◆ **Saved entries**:
#####

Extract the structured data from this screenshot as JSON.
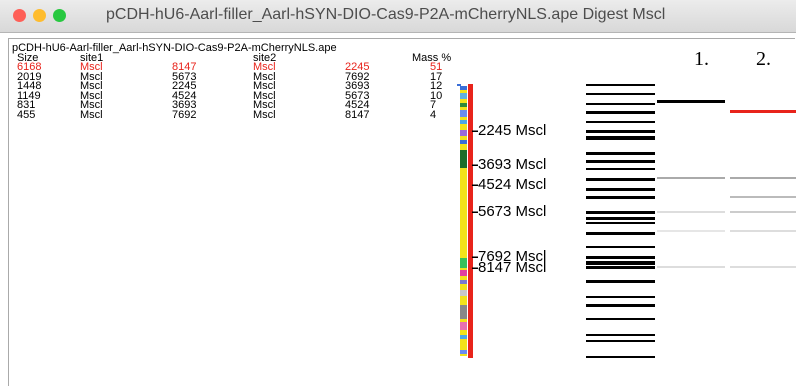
{
  "window": {
    "title": "pCDH-hU6-Aarl-filler_Aarl-hSYN-DIO-Cas9-P2A-mCherryNLS.ape Digest Mscl"
  },
  "table": {
    "caption": "pCDH-hU6-Aarl-filler_Aarl-hSYN-DIO-Cas9-P2A-mCherryNLS.ape",
    "headers": [
      "Size",
      "site1",
      "site2",
      "Mass %"
    ],
    "rows": [
      [
        6168,
        "Mscl",
        8147,
        "Mscl",
        2245,
        51
      ],
      [
        2019,
        "Mscl",
        5673,
        "Mscl",
        7692,
        17
      ],
      [
        1448,
        "Mscl",
        2245,
        "Mscl",
        3693,
        12
      ],
      [
        1149,
        "Mscl",
        4524,
        "Mscl",
        5673,
        10
      ],
      [
        831,
        "Mscl",
        3693,
        "Mscl",
        4524,
        7
      ],
      [
        455,
        "Mscl",
        7692,
        "Mscl",
        8147,
        4
      ]
    ]
  },
  "map": {
    "site_labels": [
      "2245 Mscl",
      "3693 Mscl",
      "4524 Mscl",
      "5673 Mscl",
      "7692 Mscl",
      "8147 Mscl"
    ]
  },
  "gel": {
    "lanes": [
      "1.",
      "2."
    ]
  }
}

#####

Write out the whole listing again, exactly, with no pictures.

Extract the structured data from this screenshot as JSON.
{
  "window": {
    "title": "pCDH-hU6-Aarl-filler_Aarl-hSYN-DIO-Cas9-P2A-mCherryNLS.ape Digest Mscl"
  },
  "table": {
    "caption": "pCDH-hU6-Aarl-filler_Aarl-hSYN-DIO-Cas9-P2A-mCherryNLS.ape",
    "headers": [
      "Size",
      "site1",
      "site2",
      "Mass %"
    ],
    "rows": [
      [
        6168,
        "Mscl",
        8147,
        "Mscl",
        2245,
        51
      ],
      [
        2019,
        "Mscl",
        5673,
        "Mscl",
        7692,
        17
      ],
      [
        1448,
        "Mscl",
        2245,
        "Mscl",
        3693,
        12
      ],
      [
        1149,
        "Mscl",
        4524,
        "Mscl",
        5673,
        10
      ],
      [
        831,
        "Mscl",
        3693,
        "Mscl",
        4524,
        7
      ],
      [
        455,
        "Mscl",
        7692,
        "Mscl",
        8147,
        4
      ]
    ]
  },
  "map": {
    "site_labels": [
      "2245 Mscl",
      "3693 Mscl",
      "4524 Mscl",
      "5673 Mscl",
      "7692 Mscl",
      "8147 Mscl"
    ]
  },
  "gel": {
    "lanes": [
      "1.",
      "2."
    ]
  }
}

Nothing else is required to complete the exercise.